(Saved entries)
— BEGIN —
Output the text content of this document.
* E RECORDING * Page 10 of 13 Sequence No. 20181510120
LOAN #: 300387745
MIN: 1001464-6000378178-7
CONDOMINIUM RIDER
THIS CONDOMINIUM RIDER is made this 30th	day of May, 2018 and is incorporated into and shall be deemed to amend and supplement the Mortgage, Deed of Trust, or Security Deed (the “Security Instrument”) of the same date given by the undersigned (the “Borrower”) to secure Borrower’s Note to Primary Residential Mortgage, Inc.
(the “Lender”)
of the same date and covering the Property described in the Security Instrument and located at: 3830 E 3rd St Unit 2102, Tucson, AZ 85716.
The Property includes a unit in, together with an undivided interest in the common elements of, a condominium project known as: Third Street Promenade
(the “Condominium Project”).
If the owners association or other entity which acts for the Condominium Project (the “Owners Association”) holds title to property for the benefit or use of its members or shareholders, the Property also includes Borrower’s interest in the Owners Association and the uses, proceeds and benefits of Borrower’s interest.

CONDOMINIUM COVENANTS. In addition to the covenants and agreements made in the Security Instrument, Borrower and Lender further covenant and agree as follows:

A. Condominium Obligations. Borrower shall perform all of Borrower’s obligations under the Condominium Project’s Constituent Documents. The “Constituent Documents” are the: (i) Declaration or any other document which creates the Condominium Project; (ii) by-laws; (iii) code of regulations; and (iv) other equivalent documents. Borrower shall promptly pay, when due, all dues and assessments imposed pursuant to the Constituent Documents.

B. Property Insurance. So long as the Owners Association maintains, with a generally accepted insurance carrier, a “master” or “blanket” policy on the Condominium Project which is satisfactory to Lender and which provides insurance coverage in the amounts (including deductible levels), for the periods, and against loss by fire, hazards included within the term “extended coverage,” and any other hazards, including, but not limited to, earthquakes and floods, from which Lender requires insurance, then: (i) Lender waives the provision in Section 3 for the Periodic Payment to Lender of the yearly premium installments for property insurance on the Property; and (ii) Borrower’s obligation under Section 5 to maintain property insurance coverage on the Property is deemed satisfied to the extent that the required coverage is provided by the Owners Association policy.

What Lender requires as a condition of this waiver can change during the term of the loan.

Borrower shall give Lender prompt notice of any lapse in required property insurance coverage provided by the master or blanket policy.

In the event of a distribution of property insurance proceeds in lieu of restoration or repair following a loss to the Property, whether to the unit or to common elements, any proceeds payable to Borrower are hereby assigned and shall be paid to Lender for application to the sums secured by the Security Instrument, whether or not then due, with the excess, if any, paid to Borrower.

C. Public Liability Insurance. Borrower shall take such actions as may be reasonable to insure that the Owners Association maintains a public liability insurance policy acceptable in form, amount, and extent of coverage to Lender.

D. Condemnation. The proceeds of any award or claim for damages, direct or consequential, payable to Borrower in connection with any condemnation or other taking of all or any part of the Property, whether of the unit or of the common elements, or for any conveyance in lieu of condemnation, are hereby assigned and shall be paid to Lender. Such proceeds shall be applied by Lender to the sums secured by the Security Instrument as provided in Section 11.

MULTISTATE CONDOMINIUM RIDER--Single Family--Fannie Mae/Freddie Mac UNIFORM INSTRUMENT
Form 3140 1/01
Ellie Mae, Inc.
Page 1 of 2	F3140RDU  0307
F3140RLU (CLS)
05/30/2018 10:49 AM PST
— END —
#### Exercise requirements
Make a verbatim copy of every entry shown above.

#### Answer for the task
Output the text content of this document.
* E RECORDING * Page 10 of 13 Sequence No. 20181510120
LOAN #: 300387745
MIN: 1001464-6000378178-7
CONDOMINIUM RIDER
THIS CONDOMINIUM RIDER is made this 30th	day of May, 2018 and is incorporated into and shall be deemed to amend and supplement the Mortgage, Deed of Trust, or Security Deed (the “Security Instrument”) of the same date given by the undersigned (the “Borrower”) to secure Borrower’s Note to Primary Residential Mortgage, Inc.
(the “Lender”)
of the same date and covering the Property described in the Security Instrument and located at: 3830 E 3rd St Unit 2102, Tucson, AZ 85716.
The Property includes a unit in, together with an undivided interest in the common elements of, a condominium project known as: Third Street Promenade
(the “Condominium Project”).
If the owners association or other entity which acts for the Condominium Project (the “Owners Association”) holds title to property for the benefit or use of its members or shareholders, the Property also includes Borrower’s interest in the Owners Association and the uses, proceeds and benefits of Borrower’s interest.

CONDOMINIUM COVENANTS. In addition to the covenants and agreements made in the Security Instrument, Borrower and Lender further covenant and agree as follows:

A. Condominium Obligations. Borrower shall perform all of Borrower’s obligations under the Condominium Project’s Constituent Documents. The “Constituent Documents” are the: (i) Declaration or any other document which creates the Condominium Project; (ii) by-laws; (iii) code of regulations; and (iv) other equivalent documents. Borrower shall promptly pay, when due, all dues and assessments imposed pursuant to the Constituent Documents.

B. Property Insurance. So long as the Owners Association maintains, with a generally accepted insurance carrier, a “master” or “blanket” policy on the Condominium Project which is satisfactory to Lender and which provides insurance coverage in the amounts (including deductible levels), for the periods, and against loss by fire, hazards included within the term “extended coverage,” and any other hazards, including, but not limited to, earthquakes and floods, from which Lender requires insurance, then: (i) Lender waives the provision in Section 3 for the Periodic Payment to Lender of the yearly premium installments for property insurance on the Property; and (ii) Borrower’s obligation under Section 5 to maintain property insurance coverage on the Property is deemed satisfied to the extent that the required coverage is provided by the Owners Association policy.

What Lender requires as a condition of this waiver can change during the term of the loan.

Borrower shall give Lender prompt notice of any lapse in required property insurance coverage provided by the master or blanket policy.

In the event of a distribution of property insurance proceeds in lieu of restoration or repair following a loss to the Property, whether to the unit or to common elements, any proceeds payable to Borrower are hereby assigned and shall be paid to Lender for application to the sums secured by the Security Instrument, whether or not then due, with the excess, if any, paid to Borrower.

C. Public Liability Insurance. Borrower shall take such actions as may be reasonable to insure that the Owners Association maintains a public liability insurance policy acceptable in form, amount, and extent of coverage to Lender.

D. Condemnation. The proceeds of any award or claim for damages, direct or consequential, payable to Borrower in connection with any condemnation or other taking of all or any part of the Property, whether of the unit or of the common elements, or for any conveyance in lieu of condemnation, are hereby assigned and shall be paid to Lender. Such proceeds shall be applied by Lender to the sums secured by the Security Instrument as provided in Section 11.

MULTISTATE CONDOMINIUM RIDER--Single Family--Fannie Mae/Freddie Mac UNIFORM INSTRUMENT
Form 3140 1/01
Ellie Mae, Inc.
Page 1 of 2	F3140RDU  0307
F3140RLU (CLS)
05/30/2018 10:49 AM PST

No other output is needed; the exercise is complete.